▶ Your objective
Each record is to be transcribed exactly.

▶ Input

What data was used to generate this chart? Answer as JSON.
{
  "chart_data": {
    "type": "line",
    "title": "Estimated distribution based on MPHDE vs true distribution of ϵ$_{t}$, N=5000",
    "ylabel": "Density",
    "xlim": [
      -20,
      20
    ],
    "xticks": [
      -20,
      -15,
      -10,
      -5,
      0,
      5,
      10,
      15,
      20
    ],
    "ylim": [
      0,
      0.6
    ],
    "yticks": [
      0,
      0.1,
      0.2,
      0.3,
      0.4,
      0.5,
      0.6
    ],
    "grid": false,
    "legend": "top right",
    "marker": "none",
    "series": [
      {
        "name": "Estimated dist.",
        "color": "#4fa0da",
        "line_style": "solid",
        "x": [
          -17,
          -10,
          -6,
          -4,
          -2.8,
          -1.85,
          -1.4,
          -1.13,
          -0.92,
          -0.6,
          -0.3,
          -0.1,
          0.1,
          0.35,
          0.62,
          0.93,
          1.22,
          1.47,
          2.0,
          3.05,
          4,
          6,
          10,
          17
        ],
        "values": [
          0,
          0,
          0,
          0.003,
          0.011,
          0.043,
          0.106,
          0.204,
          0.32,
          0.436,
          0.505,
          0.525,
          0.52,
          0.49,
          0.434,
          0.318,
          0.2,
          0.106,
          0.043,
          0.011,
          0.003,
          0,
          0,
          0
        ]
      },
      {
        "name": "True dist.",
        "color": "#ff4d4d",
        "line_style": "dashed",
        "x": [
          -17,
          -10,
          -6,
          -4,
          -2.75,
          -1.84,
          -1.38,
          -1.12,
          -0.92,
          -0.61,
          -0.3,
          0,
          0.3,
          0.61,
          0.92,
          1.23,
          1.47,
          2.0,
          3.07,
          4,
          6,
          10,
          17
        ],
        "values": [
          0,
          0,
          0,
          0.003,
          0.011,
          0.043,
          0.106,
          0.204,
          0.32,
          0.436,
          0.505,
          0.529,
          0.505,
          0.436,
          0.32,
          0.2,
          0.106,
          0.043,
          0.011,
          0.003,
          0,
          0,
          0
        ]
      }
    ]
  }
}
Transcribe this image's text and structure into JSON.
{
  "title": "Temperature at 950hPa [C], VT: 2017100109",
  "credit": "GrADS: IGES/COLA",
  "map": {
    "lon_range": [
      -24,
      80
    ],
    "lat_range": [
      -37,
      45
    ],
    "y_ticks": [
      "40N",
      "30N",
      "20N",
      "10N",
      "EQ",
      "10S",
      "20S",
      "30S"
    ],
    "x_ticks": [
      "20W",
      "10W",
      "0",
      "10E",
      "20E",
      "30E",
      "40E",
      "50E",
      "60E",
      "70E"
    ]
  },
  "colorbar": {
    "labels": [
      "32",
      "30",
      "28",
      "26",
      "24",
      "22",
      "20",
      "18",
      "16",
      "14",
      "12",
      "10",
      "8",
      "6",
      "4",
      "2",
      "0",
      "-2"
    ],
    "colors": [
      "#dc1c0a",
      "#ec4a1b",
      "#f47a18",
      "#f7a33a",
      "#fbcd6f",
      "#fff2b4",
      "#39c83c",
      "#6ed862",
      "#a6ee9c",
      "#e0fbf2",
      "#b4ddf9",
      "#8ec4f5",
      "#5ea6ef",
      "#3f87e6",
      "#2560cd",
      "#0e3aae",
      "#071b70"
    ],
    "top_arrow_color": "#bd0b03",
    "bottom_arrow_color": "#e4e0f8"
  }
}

▶ Reply to the task
What data was used to generate this chart? Answer as JSON.
{
  "chart_data": {
    "type": "line",
    "title": "Estimated distribution based on MPHDE vs true distribution of ϵ$_{t}$, N=5000",
    "ylabel": "Density",
    "xlim": [
      -20,
      20
    ],
    "xticks": [
      -20,
      -15,
      -10,
      -5,
      0,
      5,
      10,
      15,
      20
    ],
    "ylim": [
      0,
      0.6
    ],
    "yticks": [
      0,
      0.1,
      0.2,
      0.3,
      0.4,
      0.5,
      0.6
    ],
    "grid": false,
    "legend": "top right",
    "marker": "none",
    "series": [
      {
        "name": "Estimated dist.",
        "color": "#4fa0da",
        "line_style": "solid",
        "x": [
          -17,
          -10,
          -6,
          -4,
          -2.8,
          -1.85,
          -1.4,
          -1.13,
          -0.92,
          -0.6,
          -0.3,
          -0.1,
          0.1,
          0.35,
          0.62,
          0.93,
          1.22,
          1.47,
          2.0,
          3.05,
          4,
          6,
          10,
          17
        ],
        "values": [
          0,
          0,
          0,
          0.003,
          0.011,
          0.043,
          0.106,
          0.204,
          0.32,
          0.436,
          0.505,
          0.525,
          0.52,
          0.49,
          0.434,
          0.318,
          0.2,
          0.106,
          0.043,
          0.011,
          0.003,
          0,
          0,
          0
        ]
      },
      {
        "name": "True dist.",
        "color": "#ff4d4d",
        "line_style": "dashed",
        "x": [
          -17,
          -10,
          -6,
          -4,
          -2.75,
          -1.84,
          -1.38,
          -1.12,
          -0.92,
          -0.61,
          -0.3,
          0,
          0.3,
          0.61,
          0.92,
          1.23,
          1.47,
          2.0,
          3.07,
          4,
          6,
          10,
          17
        ],
        "values": [
          0,
          0,
          0,
          0.003,
          0.011,
          0.043,
          0.106,
          0.204,
          0.32,
          0.436,
          0.505,
          0.529,
          0.505,
          0.436,
          0.32,
          0.2,
          0.106,
          0.043,
          0.011,
          0.003,
          0,
          0,
          0
        ]
      }
    ]
  }
}
Transcribe this image's text and structure into JSON.
{
  "title": "Temperature at 950hPa [C], VT: 2017100109",
  "credit": "GrADS: IGES/COLA",
  "map": {
    "lon_range": [
      -24,
      80
    ],
    "lat_range": [
      -37,
      45
    ],
    "y_ticks": [
      "40N",
      "30N",
      "20N",
      "10N",
      "EQ",
      "10S",
      "20S",
      "30S"
    ],
    "x_ticks": [
      "20W",
      "10W",
      "0",
      "10E",
      "20E",
      "30E",
      "40E",
      "50E",
      "60E",
      "70E"
    ]
  },
  "colorbar": {
    "labels": [
      "32",
      "30",
      "28",
      "26",
      "24",
      "22",
      "20",
      "18",
      "16",
      "14",
      "12",
      "10",
      "8",
      "6",
      "4",
      "2",
      "0",
      "-2"
    ],
    "colors": [
      "#dc1c0a",
      "#ec4a1b",
      "#f47a18",
      "#f7a33a",
      "#fbcd6f",
      "#fff2b4",
      "#39c83c",
      "#6ed862",
      "#a6ee9c",
      "#e0fbf2",
      "#b4ddf9",
      "#8ec4f5",
      "#5ea6ef",
      "#3f87e6",
      "#2560cd",
      "#0e3aae",
      "#071b70"
    ],
    "top_arrow_color": "#bd0b03",
    "bottom_arrow_color": "#e4e0f8"
  }
}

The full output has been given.